* _Request_:
Count every line of the listing where the string "today" occurs, and reply with the count alone.

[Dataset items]
>>>>

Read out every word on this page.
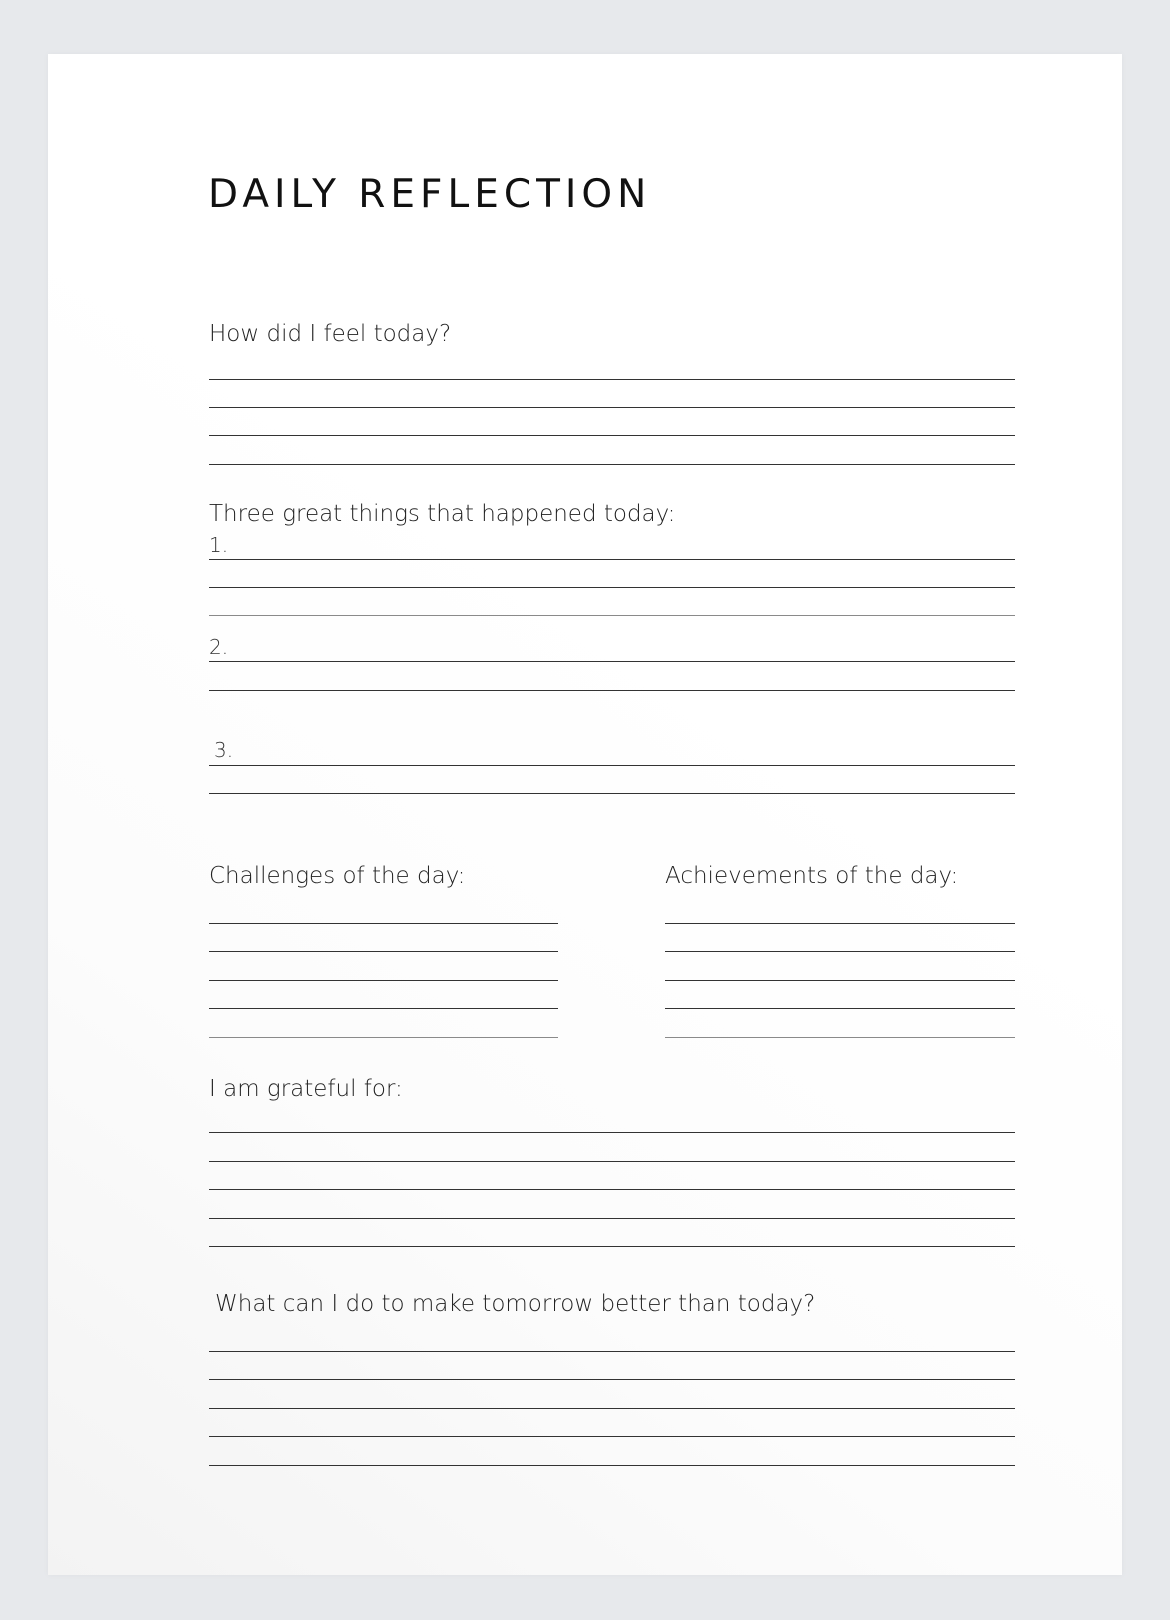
DAILY REFLECTION

How did I feel today?

Three great things that happened today:

1.

2.

3.

Challenges of the day:	Achievements of the day:

I am grateful for:

What can I do to make tomorrow better than today?
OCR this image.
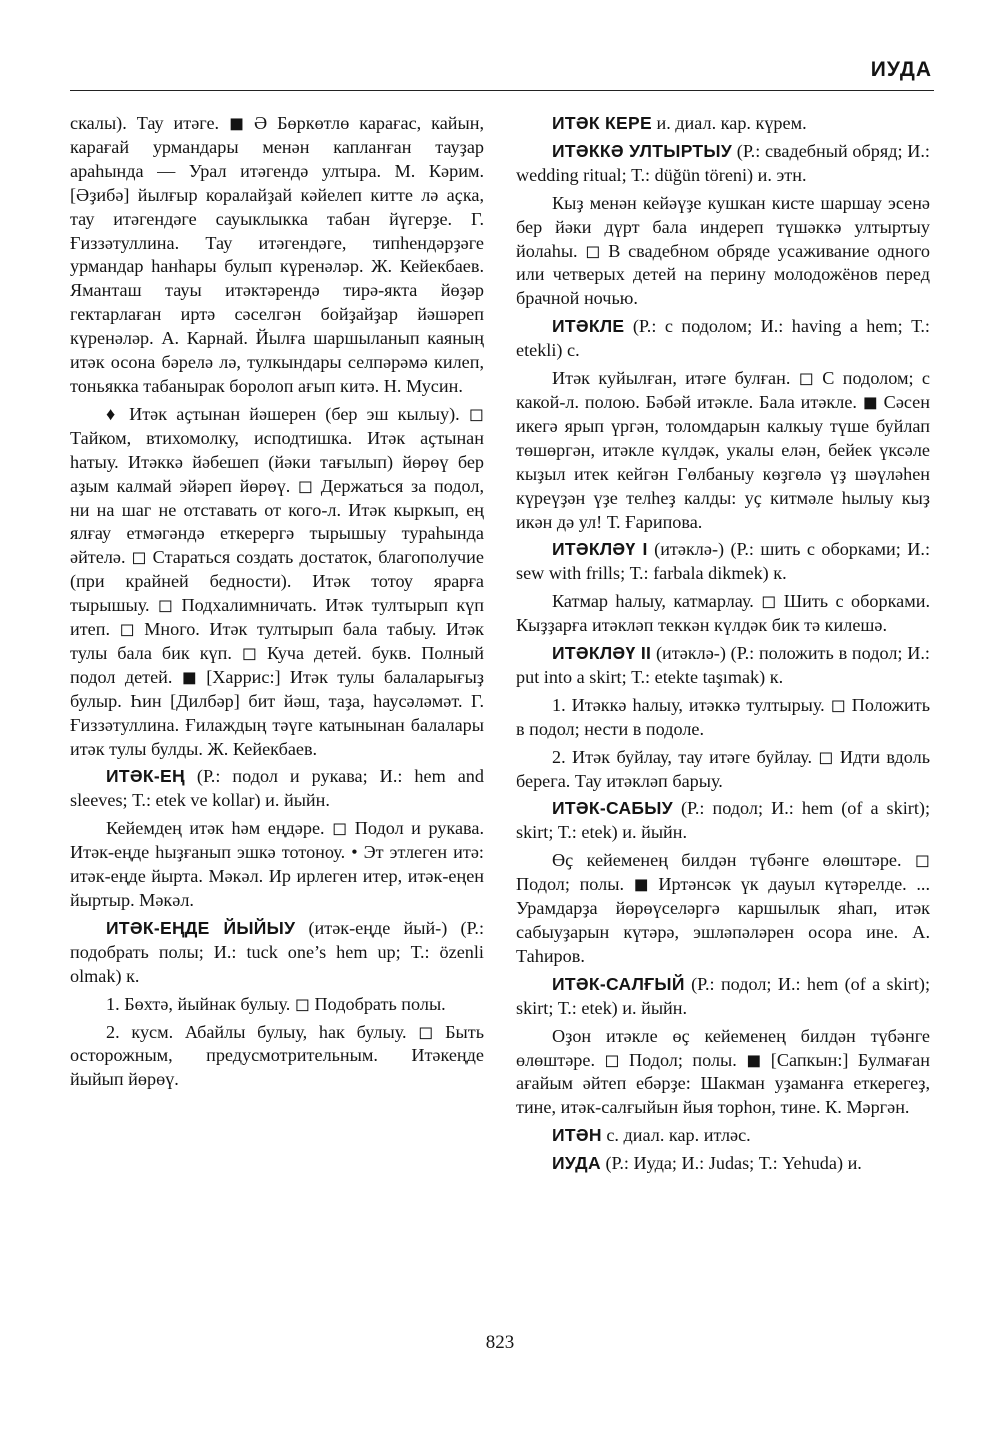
ИУДА

скалы). Тау итәге. ◼ Ә Бөркөтлө карағас, кайын, карағай урмандары менән капланған тауҙар араһында — Урал итәгендә ултыра. М. Кәрим. [Әҙибә] йылғыр коралайҙай кәйелеп китте лә аҫка, тау итәгендәге сауыклыкка табан йүгерҙе. Г. Ғиззәтуллина. Тау итәгендәге, типһендәрҙәге урмандар һанһары булып күренәләр. Ж. Кейекбаев. Яманташ тауы итәктәрендә тирә-якта йөҙәр гектарлаған иртә сәселгән бойҙайҙар йәшәреп күренәләр. А. Карнай. Йылға шаршыланып каяның итәк осона бәрелә лә, тулкындары селпәрәмә килеп, тоньякка табанырак боролоп ағып китә. Н. Мусин.

♦ Итәк аҫтынан йәшерен (бер эш кылыу). ◻ Тайком, втихомолку, исподтишка. Итәк аҫтынан һатыу. Итәккә йәбешеп (йәки тағылып) йөрөү бер аҙым калмай эйәреп йөрөү. ◻ Держаться за подол, ни на шаг не отставать от кого-л. Итәк кыркып, ең ялғау етмәгәндә еткерергә тырышыу тураһында әйтелә. ◻ Стараться создать достаток, благополучие (при крайней бедности). Итәк тотоу ярарға тырышыу. ◻ Подхалимничать. Итәк тултырып күп итеп. ◻ Много. Итәк тултырып бала табыу. Итәк тулы бала бик күп. ◻ Куча детей. букв. Полный подол детей. ◼ [Харрис:] Итәк тулы балаларығыҙ булыр. Һин [Дилбәр] бит йәш, таҙа, һаусәләмәт. Г. Ғиззәтуллина. Ғилаждың тәүге катынынан балалары итәк тулы булды. Ж. Кейекбаев.

ИТӘК-ЕҢ (Р.: подол и рукава; И.: hem and sleeves; Т.: etek ve kollar) и. йыйн.

Кейемдең итәк һәм еңдәре. ◻ Подол и рукава. Итәк-еңде һыҙғанып эшкә тотоноу. • Эт этлеген итә: итәк-еңде йырта. Мәкәл. Ир ирлеген итер, итәк-еңен йыртыр. Мәкәл.

ИТӘК-ЕҢДЕ ЙЫЙЫУ (итәк-еңде йый-) (Р.: подобрать полы; И.: tuck one’s hem up; Т.: özenli olmak) к.

1. Бөхтә, йыйнак булыу. ◻ Подобрать полы.

2. кусм. Абайлы булыу, һак булыу. ◻ Быть осторожным, предусмотрительным. Итәкеңде йыйып йөрөү.

ИТӘК КЕРЕ и. диал. кар. күрем.

ИТӘККӘ УЛТЫРТЫУ (Р.: свадебный обряд; И.: wedding ritual; Т.: düğün töreni) и. этн.

Кыҙ менән кейәүҙе кушкан кисте шаршау эсенә бер йәки дүрт бала индереп түшәккә ултыртыу йолаһы. ◻ В свадебном обряде усаживание одного или четверых детей на перину молодожёнов перед брачной ночью.

ИТӘКЛЕ (Р.: с подолом; И.: having a hem; Т.: etekli) с.

Итәк куйылған, итәге булған. ◻ С подолом; с какой-л. полою. Бәбәй итәкле. Бала итәкле. ◼ Сәсен икегә ярып үргән, толомдарын калкыу түше буйлап төшөргән, итәкле күлдәк, укалы елән, бейек үксәле кыҙыл итек кейгән Гөлбаныу көҙгөлә үҙ шәүләһен күреүҙән үҙе телһеҙ калды: уҫ китмәле һылыу кыҙ икән дә ул! Т. Ғарипова.

ИТӘКЛӘҮ I (итәклә-) (Р.: шить с оборками; И.: sew with frills; Т.: farbala dikmek) к.

Катмар һалыу, катмарлау. ◻ Шить с оборками. Кыҙҙарға итәкләп теккән күлдәк бик тә килешә.

ИТӘКЛӘҮ II (итәклә-) (Р.: положить в подол; И.: put into a skirt; Т.: etekte taşımak) к.

1. Итәккә һалыу, итәккә тултырыу. ◻ Положить в подол; нести в подоле.

2. Итәк буйлау, тау итәге буйлау. ◻ Идти вдоль берега. Тау итәкләп барыу.

ИТӘК-САБЫУ (Р.: подол; И.: hem (of a skirt); skirt; Т.: etek) и. йыйн.

Өҫ кейеменең билдән түбәнге өлөштәре. ◻ Подол; полы. ◼ Иртәнсәк үк дауыл күтәрелде. ... Урамдарҙа йөрөүселәргә каршылык яһап, итәк сабыуҙарын күтәрә, эшләпәләрен осора ине. А. Таһиров.

ИТӘК-САЛҒЫЙ (Р.: подол; И.: hem (of a skirt); skirt; Т.: etek) и. йыйн.

Оҙон итәкле өҫ кейеменең билдән түбәнге өлөштәре. ◻ Подол; полы. ◼ [Сапкын:] Булмаған ағайым әйтеп ебәрҙе: Шакман уҙаманға еткерегеҙ, тине, итәк-салғыйын йыя торһон, тине. К. Мәргән.

ИТӘН с. диал. кар. итләс.

ИУДА (Р.: Иуда; И.: Judas; Т.: Yehuda) и.

823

<<<<

* _Response_:
3